Each line below that carries the string "pathogenic" must appear in the answer.

━━━ The data

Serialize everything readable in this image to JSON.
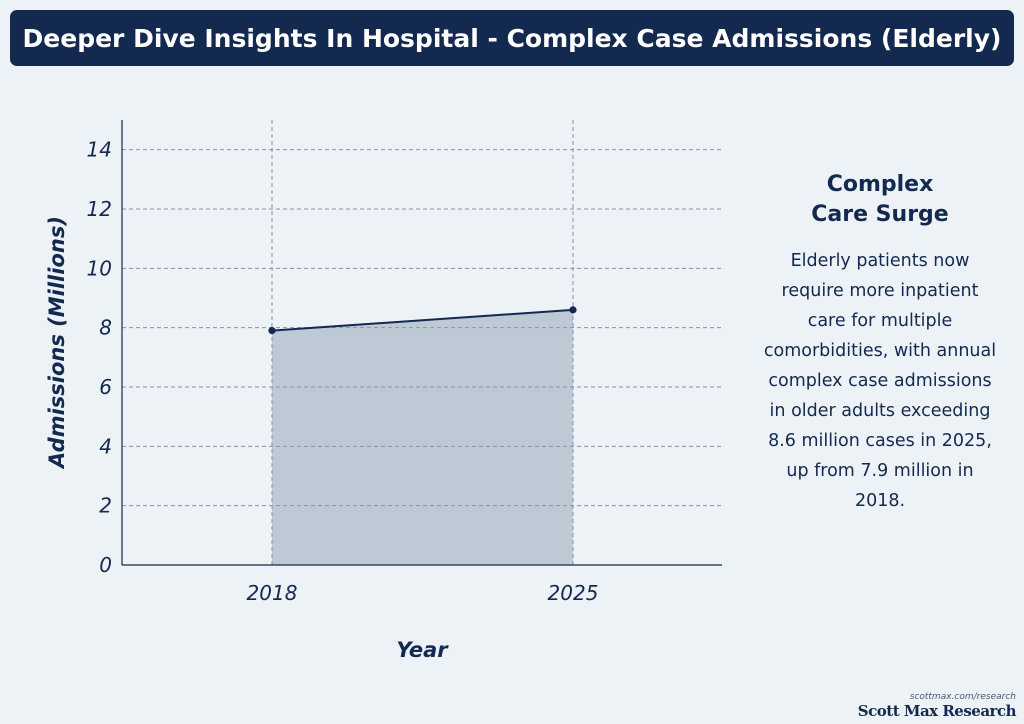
{
  "header": {
    "title": "Deeper Dive Insights In Hospital - Complex Case Admissions (Elderly)"
  },
  "chart_data": {
    "type": "area",
    "title": "Deeper Dive Insights In Hospital - Complex Case Admissions (Elderly)",
    "xlabel": "Year",
    "ylabel": "Admissions (Millions)",
    "categories": [
      "2018",
      "2025"
    ],
    "values": [
      7.9,
      8.6
    ],
    "ylim": [
      0,
      15
    ],
    "yticks": [
      0,
      2,
      4,
      6,
      8,
      10,
      12,
      14
    ],
    "grid": true,
    "colors": {
      "line": "#14294f",
      "fill": "#bec9d6",
      "grid": "#8a93a3",
      "axis": "#14294f"
    }
  },
  "sidebar": {
    "heading_line1": "Complex",
    "heading_line2": "Care Surge",
    "body": "Elderly patients now require more inpatient care for multiple comorbidities, with annual complex case admissions in older adults exceeding 8.6 million cases in 2025, up from 7.9 million in 2018."
  },
  "footer": {
    "url": "scottmax.com/research",
    "brand": "Scott Max Research"
  }
}
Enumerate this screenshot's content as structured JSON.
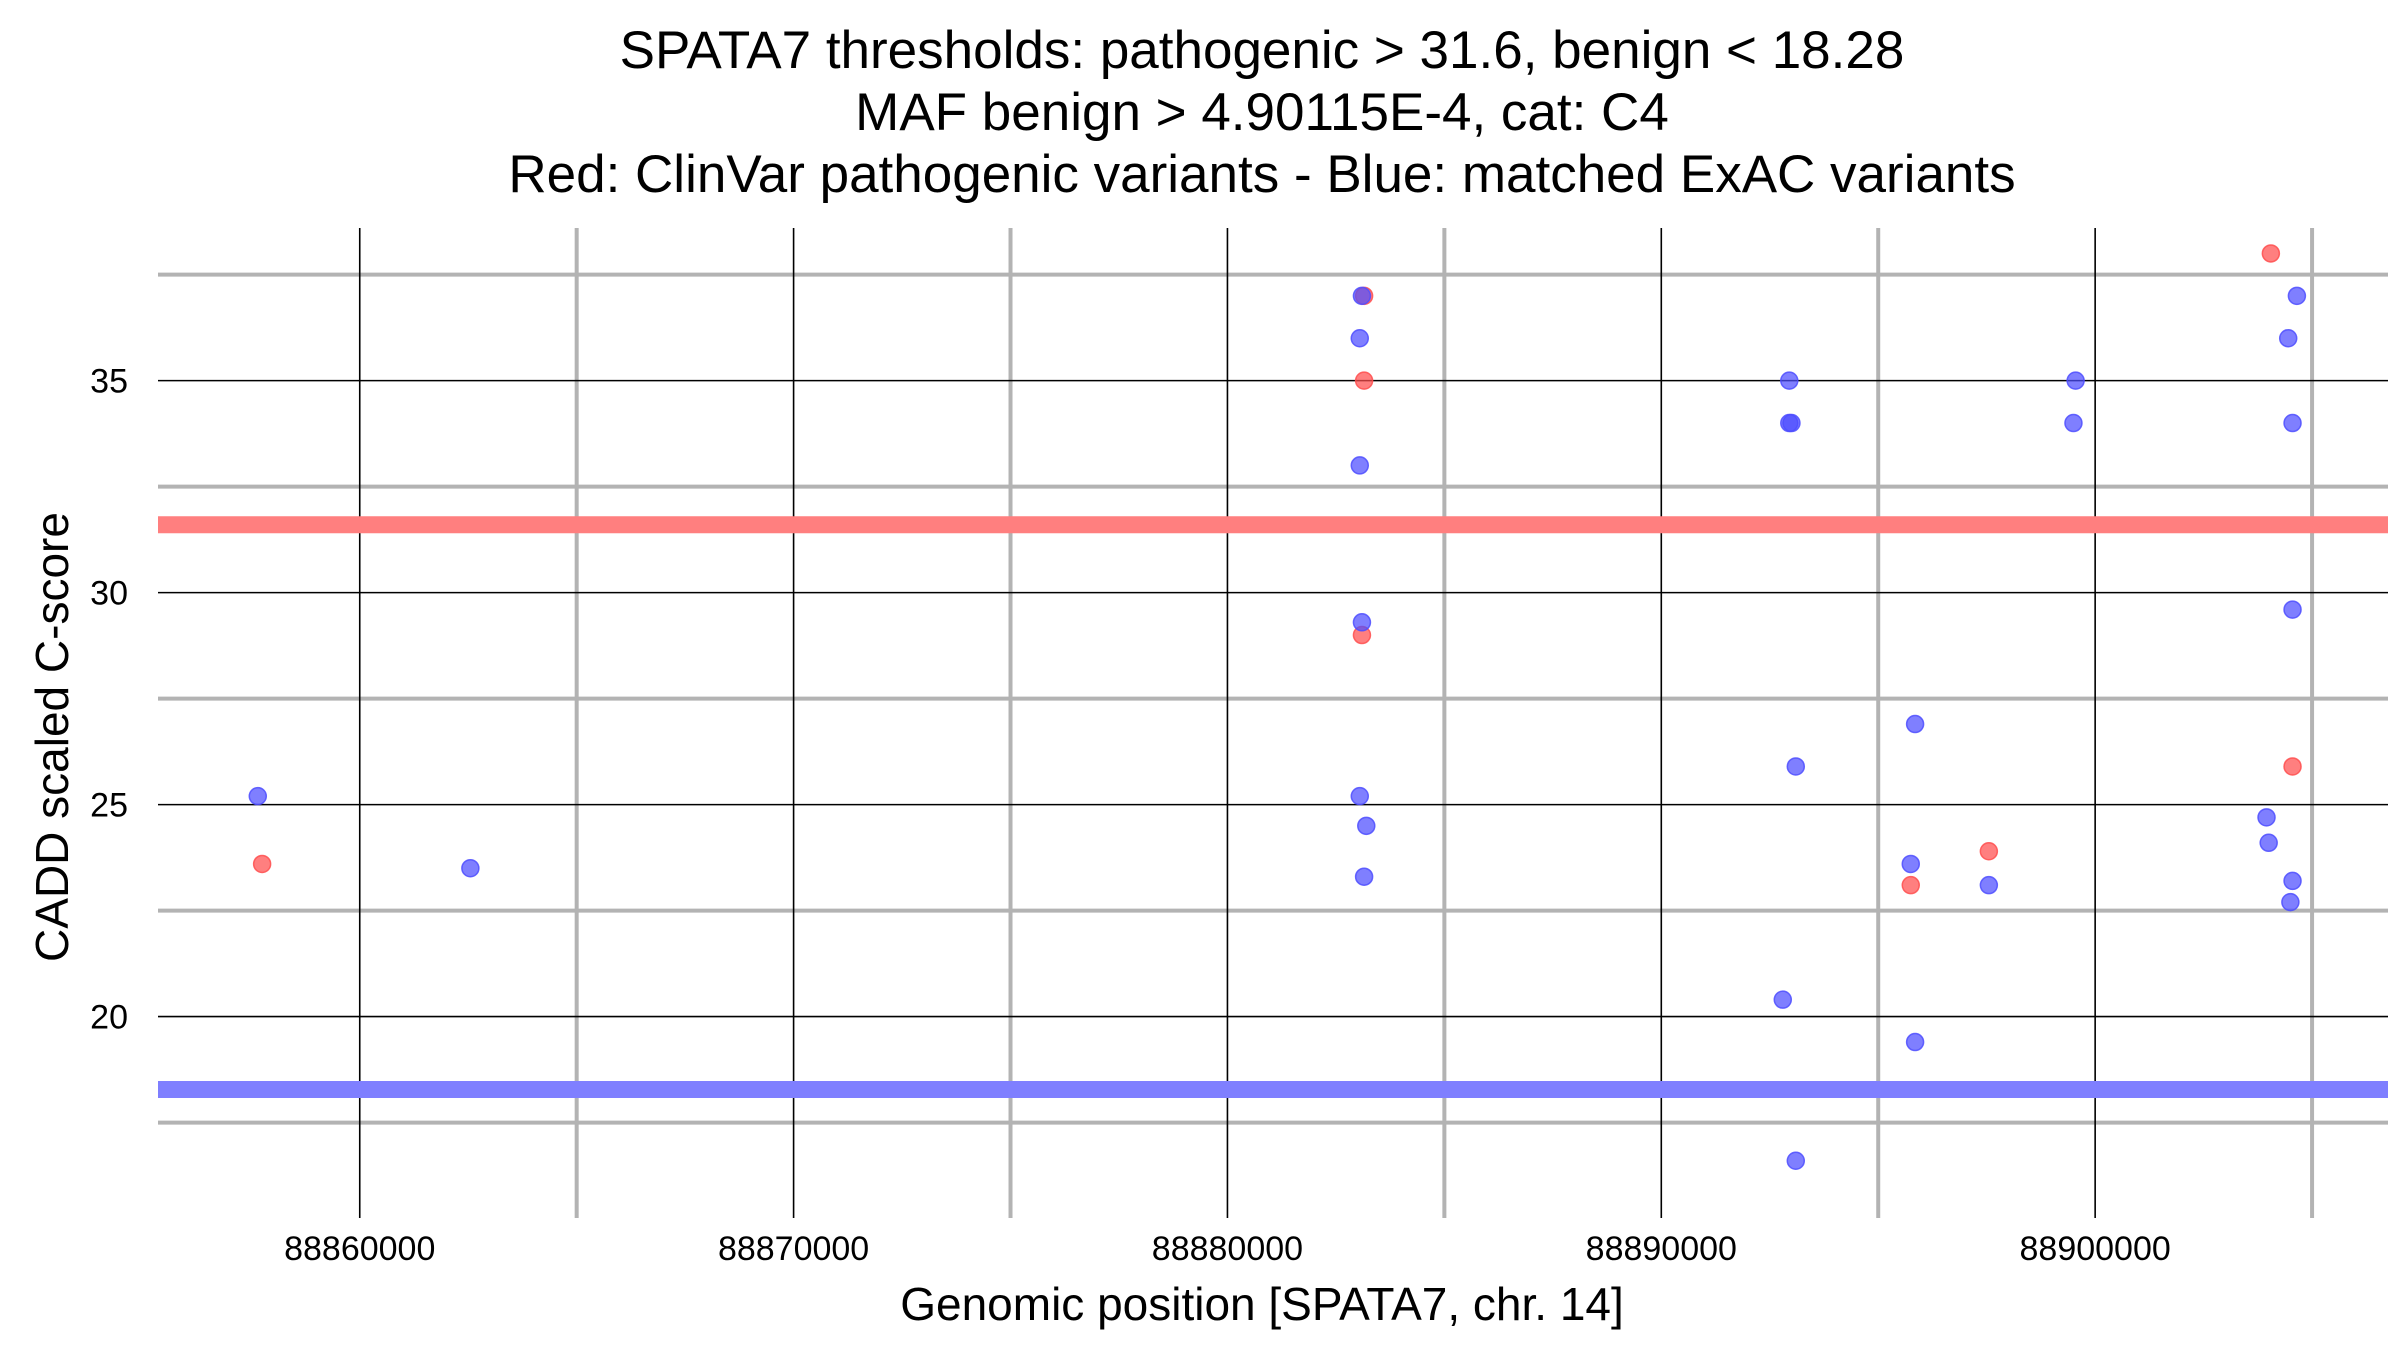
{
  "chart_data": {
    "type": "scatter",
    "title_lines": [
      "SPATA7 thresholds: pathogenic > 31.6, benign < 18.28",
      "MAF benign > 4.90115E-4, cat: C4",
      "Red: ClinVar pathogenic variants - Blue: matched ExAC variants"
    ],
    "xlabel": "Genomic position [SPATA7, chr. 14]",
    "ylabel": "CADD scaled C-score",
    "xlim": [
      88855350,
      88906750
    ],
    "ylim": [
      15.25,
      38.6
    ],
    "x_major_ticks": [
      88860000,
      88870000,
      88880000,
      88890000,
      88900000
    ],
    "x_tick_labels": [
      "88860000",
      "88870000",
      "88880000",
      "88890000",
      "88900000"
    ],
    "x_minor_ticks": [
      88865000,
      88875000,
      88885000,
      88895000,
      88905000
    ],
    "y_major_ticks": [
      20,
      25,
      30,
      35
    ],
    "y_tick_labels": [
      "20",
      "25",
      "30",
      "35"
    ],
    "y_minor_ticks": [
      17.5,
      22.5,
      27.5,
      32.5,
      37.5
    ],
    "grid": true,
    "thresholds": [
      {
        "name": "pathogenic",
        "value": 31.6,
        "color": "#ff7f7f"
      },
      {
        "name": "benign",
        "value": 18.28,
        "color": "#7f7fff"
      }
    ],
    "series": [
      {
        "color": "#ff4d4d",
        "points": [
          {
            "x": 88857750,
            "y": 23.6
          },
          {
            "x": 88883150,
            "y": 37.0
          },
          {
            "x": 88883150,
            "y": 35.0
          },
          {
            "x": 88883100,
            "y": 29.0
          },
          {
            "x": 88895750,
            "y": 23.1
          },
          {
            "x": 88897550,
            "y": 23.9
          },
          {
            "x": 88904050,
            "y": 38.0
          },
          {
            "x": 88904550,
            "y": 25.9
          }
        ]
      },
      {
        "color": "#4d4dff",
        "points": [
          {
            "x": 88857650,
            "y": 25.2
          },
          {
            "x": 88862550,
            "y": 23.5
          },
          {
            "x": 88883100,
            "y": 37.0
          },
          {
            "x": 88883050,
            "y": 36.0
          },
          {
            "x": 88883050,
            "y": 33.0
          },
          {
            "x": 88883100,
            "y": 29.3
          },
          {
            "x": 88883050,
            "y": 25.2
          },
          {
            "x": 88883200,
            "y": 24.5
          },
          {
            "x": 88883150,
            "y": 23.3
          },
          {
            "x": 88892950,
            "y": 35.0
          },
          {
            "x": 88892950,
            "y": 34.0
          },
          {
            "x": 88893000,
            "y": 34.0
          },
          {
            "x": 88893100,
            "y": 25.9
          },
          {
            "x": 88892800,
            "y": 20.4
          },
          {
            "x": 88893100,
            "y": 16.6
          },
          {
            "x": 88895850,
            "y": 26.9
          },
          {
            "x": 88895750,
            "y": 23.6
          },
          {
            "x": 88895850,
            "y": 19.4
          },
          {
            "x": 88897550,
            "y": 23.1
          },
          {
            "x": 88899550,
            "y": 35.0
          },
          {
            "x": 88899500,
            "y": 34.0
          },
          {
            "x": 88904650,
            "y": 37.0
          },
          {
            "x": 88904450,
            "y": 36.0
          },
          {
            "x": 88904550,
            "y": 34.0
          },
          {
            "x": 88904550,
            "y": 29.6
          },
          {
            "x": 88903950,
            "y": 24.7
          },
          {
            "x": 88904000,
            "y": 24.1
          },
          {
            "x": 88904550,
            "y": 23.2
          },
          {
            "x": 88904500,
            "y": 22.7
          }
        ]
      }
    ]
  }
}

━━━━━━

◆ **Exercise answer**
      "SPATA7 thresholds: pathogenic > 31.6, benign < 18.28",
      "Red: ClinVar pathogenic variants - Blue: matched ExAC variants"
        "name": "pathogenic",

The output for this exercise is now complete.